◆ **STATED PROBLEM**
Search the data below for the word "name" and copy each line that holds it.

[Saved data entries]
--- Start ---
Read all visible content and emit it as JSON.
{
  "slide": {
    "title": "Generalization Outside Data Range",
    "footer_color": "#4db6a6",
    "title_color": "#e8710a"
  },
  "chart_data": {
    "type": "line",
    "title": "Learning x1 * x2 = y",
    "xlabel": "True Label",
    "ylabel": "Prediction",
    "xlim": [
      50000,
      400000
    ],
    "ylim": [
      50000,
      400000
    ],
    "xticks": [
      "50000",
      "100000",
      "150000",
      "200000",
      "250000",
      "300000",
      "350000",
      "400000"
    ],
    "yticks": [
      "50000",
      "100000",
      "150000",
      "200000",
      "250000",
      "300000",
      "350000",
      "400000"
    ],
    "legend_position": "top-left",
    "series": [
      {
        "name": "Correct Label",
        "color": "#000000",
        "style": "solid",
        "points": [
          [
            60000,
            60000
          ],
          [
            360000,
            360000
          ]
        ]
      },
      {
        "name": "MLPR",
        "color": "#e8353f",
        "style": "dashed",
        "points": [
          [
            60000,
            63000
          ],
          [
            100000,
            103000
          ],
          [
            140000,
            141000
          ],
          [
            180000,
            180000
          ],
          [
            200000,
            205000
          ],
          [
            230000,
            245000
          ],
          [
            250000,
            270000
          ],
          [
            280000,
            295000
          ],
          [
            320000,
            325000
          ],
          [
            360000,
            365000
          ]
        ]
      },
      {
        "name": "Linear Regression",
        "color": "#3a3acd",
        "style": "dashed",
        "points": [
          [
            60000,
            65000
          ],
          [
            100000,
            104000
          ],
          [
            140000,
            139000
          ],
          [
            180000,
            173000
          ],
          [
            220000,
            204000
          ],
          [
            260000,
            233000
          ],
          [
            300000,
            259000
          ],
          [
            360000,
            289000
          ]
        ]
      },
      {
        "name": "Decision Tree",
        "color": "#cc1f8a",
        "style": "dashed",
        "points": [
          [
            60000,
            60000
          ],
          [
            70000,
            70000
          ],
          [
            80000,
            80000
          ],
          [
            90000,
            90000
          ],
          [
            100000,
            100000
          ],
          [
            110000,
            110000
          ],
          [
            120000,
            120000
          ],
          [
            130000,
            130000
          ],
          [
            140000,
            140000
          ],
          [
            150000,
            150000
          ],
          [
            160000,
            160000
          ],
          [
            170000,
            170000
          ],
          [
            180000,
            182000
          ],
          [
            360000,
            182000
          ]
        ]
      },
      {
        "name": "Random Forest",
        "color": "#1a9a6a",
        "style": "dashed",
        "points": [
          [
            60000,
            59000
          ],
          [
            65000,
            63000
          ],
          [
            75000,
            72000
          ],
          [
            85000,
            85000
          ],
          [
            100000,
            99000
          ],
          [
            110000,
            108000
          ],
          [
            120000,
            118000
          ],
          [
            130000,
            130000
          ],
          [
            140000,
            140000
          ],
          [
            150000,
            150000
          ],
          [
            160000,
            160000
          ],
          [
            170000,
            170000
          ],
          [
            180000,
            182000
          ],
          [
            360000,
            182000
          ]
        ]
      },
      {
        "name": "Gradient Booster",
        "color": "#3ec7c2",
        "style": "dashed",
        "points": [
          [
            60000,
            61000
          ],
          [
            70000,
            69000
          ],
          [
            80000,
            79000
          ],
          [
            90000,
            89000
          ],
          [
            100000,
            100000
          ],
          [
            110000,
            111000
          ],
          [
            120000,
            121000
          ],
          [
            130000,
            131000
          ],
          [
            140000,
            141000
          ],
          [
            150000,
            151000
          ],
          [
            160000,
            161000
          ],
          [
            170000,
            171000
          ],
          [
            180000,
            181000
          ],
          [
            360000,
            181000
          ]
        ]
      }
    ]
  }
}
--- End ---
◆ **SOLUTION**
        "name": "Correct Label",
        "name": "MLPR",
        "name": "Linear Regression",
        "name": "Decision Tree",
        "name": "Random Forest",
        "name": "Gradient Booster",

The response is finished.